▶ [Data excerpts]
++++

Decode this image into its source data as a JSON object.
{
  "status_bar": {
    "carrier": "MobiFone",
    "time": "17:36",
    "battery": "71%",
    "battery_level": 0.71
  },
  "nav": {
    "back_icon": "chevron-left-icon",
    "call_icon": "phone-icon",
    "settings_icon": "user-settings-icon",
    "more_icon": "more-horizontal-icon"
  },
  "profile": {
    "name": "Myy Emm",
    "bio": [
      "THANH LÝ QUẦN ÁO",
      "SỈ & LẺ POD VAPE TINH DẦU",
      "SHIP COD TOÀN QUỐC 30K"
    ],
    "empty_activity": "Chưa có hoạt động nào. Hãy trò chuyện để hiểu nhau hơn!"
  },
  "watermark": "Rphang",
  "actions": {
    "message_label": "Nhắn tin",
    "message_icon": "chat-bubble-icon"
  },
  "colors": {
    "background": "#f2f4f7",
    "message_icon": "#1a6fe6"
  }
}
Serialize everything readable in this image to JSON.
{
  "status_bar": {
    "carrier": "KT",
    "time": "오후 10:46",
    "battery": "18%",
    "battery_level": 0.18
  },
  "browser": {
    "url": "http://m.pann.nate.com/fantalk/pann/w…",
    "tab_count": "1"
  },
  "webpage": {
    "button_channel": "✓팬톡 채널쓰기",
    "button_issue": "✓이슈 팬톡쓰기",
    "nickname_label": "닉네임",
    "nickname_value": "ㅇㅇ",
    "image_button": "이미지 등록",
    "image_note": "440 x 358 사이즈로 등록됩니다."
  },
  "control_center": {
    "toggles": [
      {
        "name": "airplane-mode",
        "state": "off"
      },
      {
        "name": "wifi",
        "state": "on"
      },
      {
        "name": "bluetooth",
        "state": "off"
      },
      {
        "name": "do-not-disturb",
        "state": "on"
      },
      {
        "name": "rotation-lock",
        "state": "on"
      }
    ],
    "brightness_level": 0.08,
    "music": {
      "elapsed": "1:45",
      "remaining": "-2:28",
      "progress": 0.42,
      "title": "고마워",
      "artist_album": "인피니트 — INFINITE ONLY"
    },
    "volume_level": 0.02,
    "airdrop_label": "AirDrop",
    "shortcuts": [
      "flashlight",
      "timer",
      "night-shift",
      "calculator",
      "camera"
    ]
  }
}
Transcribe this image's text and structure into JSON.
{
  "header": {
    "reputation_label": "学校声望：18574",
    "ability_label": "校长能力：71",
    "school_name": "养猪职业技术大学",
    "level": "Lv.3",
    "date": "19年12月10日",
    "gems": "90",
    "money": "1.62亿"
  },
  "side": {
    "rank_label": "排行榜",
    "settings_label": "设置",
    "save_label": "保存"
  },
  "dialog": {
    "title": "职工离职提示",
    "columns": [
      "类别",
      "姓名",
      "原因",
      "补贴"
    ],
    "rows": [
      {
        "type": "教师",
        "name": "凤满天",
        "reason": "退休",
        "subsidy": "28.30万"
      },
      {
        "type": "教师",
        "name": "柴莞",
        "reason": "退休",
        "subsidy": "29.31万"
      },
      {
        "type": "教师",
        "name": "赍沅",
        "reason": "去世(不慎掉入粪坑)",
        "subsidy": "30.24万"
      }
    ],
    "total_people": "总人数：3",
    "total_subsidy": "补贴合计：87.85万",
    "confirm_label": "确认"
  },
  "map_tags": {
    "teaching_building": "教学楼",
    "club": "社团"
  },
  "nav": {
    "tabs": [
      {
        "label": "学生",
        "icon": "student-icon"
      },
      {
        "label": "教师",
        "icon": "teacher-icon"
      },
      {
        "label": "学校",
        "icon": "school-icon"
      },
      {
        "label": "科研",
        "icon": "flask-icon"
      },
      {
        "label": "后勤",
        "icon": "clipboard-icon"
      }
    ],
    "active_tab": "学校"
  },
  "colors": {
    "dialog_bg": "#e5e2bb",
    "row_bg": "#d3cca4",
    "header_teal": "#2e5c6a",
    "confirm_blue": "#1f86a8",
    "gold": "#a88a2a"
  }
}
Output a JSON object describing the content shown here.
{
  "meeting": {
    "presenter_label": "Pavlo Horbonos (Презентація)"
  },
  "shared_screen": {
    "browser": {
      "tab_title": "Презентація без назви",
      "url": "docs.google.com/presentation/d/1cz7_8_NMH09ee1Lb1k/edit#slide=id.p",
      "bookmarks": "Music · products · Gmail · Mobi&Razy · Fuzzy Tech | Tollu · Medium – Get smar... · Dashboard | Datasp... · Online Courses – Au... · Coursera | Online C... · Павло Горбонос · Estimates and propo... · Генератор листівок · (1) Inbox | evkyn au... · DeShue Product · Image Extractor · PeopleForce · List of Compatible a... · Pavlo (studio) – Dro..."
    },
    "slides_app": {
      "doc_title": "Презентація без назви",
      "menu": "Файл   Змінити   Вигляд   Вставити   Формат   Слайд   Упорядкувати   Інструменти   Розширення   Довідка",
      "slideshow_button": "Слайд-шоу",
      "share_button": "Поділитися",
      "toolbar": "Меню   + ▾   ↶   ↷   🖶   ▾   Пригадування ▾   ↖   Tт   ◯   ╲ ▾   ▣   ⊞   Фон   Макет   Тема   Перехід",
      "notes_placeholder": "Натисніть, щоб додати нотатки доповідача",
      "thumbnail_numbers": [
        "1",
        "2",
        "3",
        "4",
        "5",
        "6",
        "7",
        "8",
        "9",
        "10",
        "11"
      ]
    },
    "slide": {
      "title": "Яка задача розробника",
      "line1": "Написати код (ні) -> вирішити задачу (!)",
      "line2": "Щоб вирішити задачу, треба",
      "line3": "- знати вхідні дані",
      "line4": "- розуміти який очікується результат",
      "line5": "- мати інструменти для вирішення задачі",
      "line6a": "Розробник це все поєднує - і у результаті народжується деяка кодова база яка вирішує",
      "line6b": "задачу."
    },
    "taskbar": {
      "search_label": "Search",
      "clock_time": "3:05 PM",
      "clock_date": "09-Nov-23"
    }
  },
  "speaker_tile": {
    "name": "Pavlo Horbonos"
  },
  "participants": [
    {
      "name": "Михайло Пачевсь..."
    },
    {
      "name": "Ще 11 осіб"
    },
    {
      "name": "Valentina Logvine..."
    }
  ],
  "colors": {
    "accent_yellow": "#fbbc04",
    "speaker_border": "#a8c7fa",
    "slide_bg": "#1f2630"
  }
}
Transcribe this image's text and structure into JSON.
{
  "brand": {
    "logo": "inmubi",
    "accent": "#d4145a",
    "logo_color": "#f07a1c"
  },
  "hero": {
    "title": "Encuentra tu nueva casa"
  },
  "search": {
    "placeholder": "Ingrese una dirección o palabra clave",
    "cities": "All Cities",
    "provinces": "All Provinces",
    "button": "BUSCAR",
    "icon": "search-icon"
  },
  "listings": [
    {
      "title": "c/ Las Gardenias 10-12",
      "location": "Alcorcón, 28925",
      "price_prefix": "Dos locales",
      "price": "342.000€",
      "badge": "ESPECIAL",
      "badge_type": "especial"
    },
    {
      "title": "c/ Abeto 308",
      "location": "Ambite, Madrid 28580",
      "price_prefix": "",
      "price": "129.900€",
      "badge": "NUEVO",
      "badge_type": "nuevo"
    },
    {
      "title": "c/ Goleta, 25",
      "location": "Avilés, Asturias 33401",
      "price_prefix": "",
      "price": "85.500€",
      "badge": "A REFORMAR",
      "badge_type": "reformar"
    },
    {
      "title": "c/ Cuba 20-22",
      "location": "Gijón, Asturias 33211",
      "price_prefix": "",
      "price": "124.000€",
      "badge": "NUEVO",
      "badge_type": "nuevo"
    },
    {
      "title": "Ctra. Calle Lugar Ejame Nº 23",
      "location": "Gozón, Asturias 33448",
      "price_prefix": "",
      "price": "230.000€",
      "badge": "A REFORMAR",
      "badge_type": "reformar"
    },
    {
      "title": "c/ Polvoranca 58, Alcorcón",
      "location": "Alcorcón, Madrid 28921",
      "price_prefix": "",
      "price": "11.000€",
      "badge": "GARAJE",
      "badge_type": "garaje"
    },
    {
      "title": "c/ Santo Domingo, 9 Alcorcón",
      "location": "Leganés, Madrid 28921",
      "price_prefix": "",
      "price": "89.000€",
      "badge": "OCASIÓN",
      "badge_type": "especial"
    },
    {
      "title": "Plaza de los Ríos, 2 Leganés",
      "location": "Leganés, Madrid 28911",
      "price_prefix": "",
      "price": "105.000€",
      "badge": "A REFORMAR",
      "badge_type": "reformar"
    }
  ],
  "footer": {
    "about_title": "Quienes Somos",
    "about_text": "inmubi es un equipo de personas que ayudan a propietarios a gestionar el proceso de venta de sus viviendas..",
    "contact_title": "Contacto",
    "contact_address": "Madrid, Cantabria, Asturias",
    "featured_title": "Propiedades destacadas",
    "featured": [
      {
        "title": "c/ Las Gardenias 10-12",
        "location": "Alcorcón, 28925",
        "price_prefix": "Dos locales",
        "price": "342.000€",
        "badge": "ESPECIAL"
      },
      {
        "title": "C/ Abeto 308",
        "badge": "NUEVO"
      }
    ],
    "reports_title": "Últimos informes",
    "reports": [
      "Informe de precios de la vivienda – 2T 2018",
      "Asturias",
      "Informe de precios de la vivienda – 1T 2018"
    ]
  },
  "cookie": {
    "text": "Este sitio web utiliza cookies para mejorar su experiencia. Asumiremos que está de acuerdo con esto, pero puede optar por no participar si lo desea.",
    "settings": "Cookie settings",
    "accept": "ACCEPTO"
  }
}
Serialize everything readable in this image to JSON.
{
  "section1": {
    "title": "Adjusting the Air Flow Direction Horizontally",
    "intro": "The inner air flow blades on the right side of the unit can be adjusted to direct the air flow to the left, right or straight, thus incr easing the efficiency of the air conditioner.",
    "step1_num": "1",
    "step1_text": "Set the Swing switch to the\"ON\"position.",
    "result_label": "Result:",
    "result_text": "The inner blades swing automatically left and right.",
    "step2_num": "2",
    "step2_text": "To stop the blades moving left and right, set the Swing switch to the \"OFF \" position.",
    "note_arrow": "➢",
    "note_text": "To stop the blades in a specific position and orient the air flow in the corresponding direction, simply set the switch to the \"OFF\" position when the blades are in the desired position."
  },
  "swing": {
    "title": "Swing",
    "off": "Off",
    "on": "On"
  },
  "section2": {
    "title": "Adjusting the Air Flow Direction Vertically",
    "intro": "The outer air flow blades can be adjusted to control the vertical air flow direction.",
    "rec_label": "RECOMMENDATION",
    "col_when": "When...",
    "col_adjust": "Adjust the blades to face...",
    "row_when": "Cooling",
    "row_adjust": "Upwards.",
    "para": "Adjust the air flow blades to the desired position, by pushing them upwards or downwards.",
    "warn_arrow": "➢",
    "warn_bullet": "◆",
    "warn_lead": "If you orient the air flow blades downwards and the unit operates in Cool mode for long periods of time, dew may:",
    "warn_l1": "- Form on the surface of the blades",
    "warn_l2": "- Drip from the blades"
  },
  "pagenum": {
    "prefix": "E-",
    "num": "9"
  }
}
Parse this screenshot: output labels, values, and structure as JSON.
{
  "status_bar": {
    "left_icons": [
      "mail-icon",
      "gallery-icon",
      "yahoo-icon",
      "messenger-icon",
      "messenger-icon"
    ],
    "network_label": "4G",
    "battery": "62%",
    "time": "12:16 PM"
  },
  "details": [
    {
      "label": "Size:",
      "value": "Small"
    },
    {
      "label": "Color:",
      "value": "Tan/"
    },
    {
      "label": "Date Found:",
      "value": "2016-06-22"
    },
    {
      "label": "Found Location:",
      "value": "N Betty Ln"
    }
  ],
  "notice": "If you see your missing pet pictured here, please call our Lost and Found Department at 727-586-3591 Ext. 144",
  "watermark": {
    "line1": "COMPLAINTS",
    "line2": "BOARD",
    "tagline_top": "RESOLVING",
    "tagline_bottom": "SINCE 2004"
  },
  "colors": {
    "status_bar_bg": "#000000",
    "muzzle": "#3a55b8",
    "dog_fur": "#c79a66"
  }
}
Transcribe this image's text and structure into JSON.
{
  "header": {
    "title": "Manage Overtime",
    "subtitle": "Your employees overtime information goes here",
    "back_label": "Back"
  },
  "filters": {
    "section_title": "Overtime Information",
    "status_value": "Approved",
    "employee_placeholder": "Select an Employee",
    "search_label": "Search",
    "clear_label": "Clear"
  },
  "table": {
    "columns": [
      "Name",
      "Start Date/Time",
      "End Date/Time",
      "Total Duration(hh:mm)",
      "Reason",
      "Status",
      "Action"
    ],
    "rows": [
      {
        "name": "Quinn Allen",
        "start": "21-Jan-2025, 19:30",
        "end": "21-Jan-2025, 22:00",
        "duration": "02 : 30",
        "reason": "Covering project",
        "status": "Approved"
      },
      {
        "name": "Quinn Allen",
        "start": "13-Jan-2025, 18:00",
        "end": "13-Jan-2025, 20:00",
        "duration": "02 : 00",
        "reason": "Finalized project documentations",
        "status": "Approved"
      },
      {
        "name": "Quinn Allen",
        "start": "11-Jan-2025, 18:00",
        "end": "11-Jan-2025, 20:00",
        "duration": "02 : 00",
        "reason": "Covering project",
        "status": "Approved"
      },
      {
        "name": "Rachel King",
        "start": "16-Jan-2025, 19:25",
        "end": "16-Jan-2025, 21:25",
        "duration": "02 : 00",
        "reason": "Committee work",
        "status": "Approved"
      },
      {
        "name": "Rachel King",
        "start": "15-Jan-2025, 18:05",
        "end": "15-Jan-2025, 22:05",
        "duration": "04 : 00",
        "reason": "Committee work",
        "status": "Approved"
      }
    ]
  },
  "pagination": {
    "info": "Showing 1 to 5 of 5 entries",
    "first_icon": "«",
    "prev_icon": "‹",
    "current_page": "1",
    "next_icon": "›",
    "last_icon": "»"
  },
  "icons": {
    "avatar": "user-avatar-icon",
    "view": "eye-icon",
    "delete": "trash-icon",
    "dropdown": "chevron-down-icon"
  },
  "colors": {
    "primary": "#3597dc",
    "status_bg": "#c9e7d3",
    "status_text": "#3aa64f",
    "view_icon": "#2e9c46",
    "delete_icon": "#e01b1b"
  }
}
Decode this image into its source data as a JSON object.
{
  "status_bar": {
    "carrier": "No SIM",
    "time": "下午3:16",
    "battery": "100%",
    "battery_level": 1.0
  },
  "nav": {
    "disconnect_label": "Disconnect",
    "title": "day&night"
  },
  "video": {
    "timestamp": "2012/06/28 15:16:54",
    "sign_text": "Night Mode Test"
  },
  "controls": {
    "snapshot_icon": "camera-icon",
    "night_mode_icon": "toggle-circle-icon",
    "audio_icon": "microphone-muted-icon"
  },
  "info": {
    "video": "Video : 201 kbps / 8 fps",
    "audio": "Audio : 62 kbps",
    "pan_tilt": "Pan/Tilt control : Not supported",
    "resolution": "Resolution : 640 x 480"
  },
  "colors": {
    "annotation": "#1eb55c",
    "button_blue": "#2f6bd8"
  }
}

++++

▶ [Prompt] Read the entries above, then pull out the lines that include "downwards".

▶ [In response]
    "para": "Adjust the air flow blades to the desired position, by pushing them upwards or downwards.",
    "warn_lead": "If you orient the air flow blades downwards and the unit operates in Cool mode for long periods of time, dew may:",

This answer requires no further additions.